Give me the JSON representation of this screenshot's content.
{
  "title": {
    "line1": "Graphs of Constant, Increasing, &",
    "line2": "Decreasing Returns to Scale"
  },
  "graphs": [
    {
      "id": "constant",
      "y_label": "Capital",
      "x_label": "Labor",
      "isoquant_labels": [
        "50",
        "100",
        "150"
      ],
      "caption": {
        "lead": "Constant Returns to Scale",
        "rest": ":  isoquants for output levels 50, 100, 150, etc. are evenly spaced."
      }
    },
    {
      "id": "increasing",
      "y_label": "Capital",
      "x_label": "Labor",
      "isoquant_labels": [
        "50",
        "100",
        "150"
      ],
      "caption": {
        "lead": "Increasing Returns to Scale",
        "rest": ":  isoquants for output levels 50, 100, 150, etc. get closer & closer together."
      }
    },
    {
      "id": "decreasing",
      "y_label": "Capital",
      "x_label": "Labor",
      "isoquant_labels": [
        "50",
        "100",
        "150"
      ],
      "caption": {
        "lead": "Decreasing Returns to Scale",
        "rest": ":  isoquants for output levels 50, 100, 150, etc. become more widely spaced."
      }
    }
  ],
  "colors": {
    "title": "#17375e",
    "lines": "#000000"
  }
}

++++++++

*Set exercise*: Select and copy every line from the records that includes the word "isoquants".

*Response to this task*:
        "rest": ":  isoquants for output levels 50, 100, 150, etc. are evenly spaced."
        "rest": ":  isoquants for output levels 50, 100, 150, etc. get closer & closer together."
        "rest": ":  isoquants for output levels 50, 100, 150, etc. become more widely spaced."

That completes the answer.